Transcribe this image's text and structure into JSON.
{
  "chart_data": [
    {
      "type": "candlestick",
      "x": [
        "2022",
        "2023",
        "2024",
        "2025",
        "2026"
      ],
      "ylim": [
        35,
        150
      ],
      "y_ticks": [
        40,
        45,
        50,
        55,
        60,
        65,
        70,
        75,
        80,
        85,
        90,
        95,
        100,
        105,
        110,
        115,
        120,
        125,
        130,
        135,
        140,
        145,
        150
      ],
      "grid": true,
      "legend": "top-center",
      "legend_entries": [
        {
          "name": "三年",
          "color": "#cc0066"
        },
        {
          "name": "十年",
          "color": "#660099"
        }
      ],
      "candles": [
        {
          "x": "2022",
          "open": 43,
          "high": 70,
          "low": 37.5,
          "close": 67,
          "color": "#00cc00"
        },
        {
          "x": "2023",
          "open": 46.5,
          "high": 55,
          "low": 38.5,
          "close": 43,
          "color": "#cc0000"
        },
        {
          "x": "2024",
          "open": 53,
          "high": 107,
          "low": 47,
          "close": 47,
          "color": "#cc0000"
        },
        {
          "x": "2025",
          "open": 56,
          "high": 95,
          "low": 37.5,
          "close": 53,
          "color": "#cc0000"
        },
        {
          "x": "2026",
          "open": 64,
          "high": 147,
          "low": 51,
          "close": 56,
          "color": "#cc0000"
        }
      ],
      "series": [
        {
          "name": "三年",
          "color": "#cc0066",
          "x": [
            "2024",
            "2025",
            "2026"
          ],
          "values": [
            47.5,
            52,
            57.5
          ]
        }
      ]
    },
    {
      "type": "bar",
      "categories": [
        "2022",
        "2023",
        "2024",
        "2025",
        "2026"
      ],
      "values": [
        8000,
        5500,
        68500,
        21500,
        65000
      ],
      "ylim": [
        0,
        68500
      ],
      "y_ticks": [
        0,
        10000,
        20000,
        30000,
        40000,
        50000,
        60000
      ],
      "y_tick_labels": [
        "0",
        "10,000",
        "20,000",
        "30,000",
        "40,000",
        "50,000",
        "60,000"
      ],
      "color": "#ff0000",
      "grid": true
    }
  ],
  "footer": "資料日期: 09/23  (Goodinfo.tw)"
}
----------------------------------------
# THE REQUEST
Extract the complete listing verbatim.

# RESPONSE
Transcribe this image's text and structure into JSON.
{
  "chart_data": [
    {
      "type": "candlestick",
      "x": [
        "2022",
        "2023",
        "2024",
        "2025",
        "2026"
      ],
      "ylim": [
        35,
        150
      ],
      "y_ticks": [
        40,
        45,
        50,
        55,
        60,
        65,
        70,
        75,
        80,
        85,
        90,
        95,
        100,
        105,
        110,
        115,
        120,
        125,
        130,
        135,
        140,
        145,
        150
      ],
      "grid": true,
      "legend": "top-center",
      "legend_entries": [
        {
          "name": "三年",
          "color": "#cc0066"
        },
        {
          "name": "十年",
          "color": "#660099"
        }
      ],
      "candles": [
        {
          "x": "2022",
          "open": 43,
          "high": 70,
          "low": 37.5,
          "close": 67,
          "color": "#00cc00"
        },
        {
          "x": "2023",
          "open": 46.5,
          "high": 55,
          "low": 38.5,
          "close": 43,
          "color": "#cc0000"
        },
        {
          "x": "2024",
          "open": 53,
          "high": 107,
          "low": 47,
          "close": 47,
          "color": "#cc0000"
        },
        {
          "x": "2025",
          "open": 56,
          "high": 95,
          "low": 37.5,
          "close": 53,
          "color": "#cc0000"
        },
        {
          "x": "2026",
          "open": 64,
          "high": 147,
          "low": 51,
          "close": 56,
          "color": "#cc0000"
        }
      ],
      "series": [
        {
          "name": "三年",
          "color": "#cc0066",
          "x": [
            "2024",
            "2025",
            "2026"
          ],
          "values": [
            47.5,
            52,
            57.5
          ]
        }
      ]
    },
    {
      "type": "bar",
      "categories": [
        "2022",
        "2023",
        "2024",
        "2025",
        "2026"
      ],
      "values": [
        8000,
        5500,
        68500,
        21500,
        65000
      ],
      "ylim": [
        0,
        68500
      ],
      "y_ticks": [
        0,
        10000,
        20000,
        30000,
        40000,
        50000,
        60000
      ],
      "y_tick_labels": [
        "0",
        "10,000",
        "20,000",
        "30,000",
        "40,000",
        "50,000",
        "60,000"
      ],
      "color": "#ff0000",
      "grid": true
    }
  ],
  "footer": "資料日期: 09/23  (Goodinfo.tw)"
}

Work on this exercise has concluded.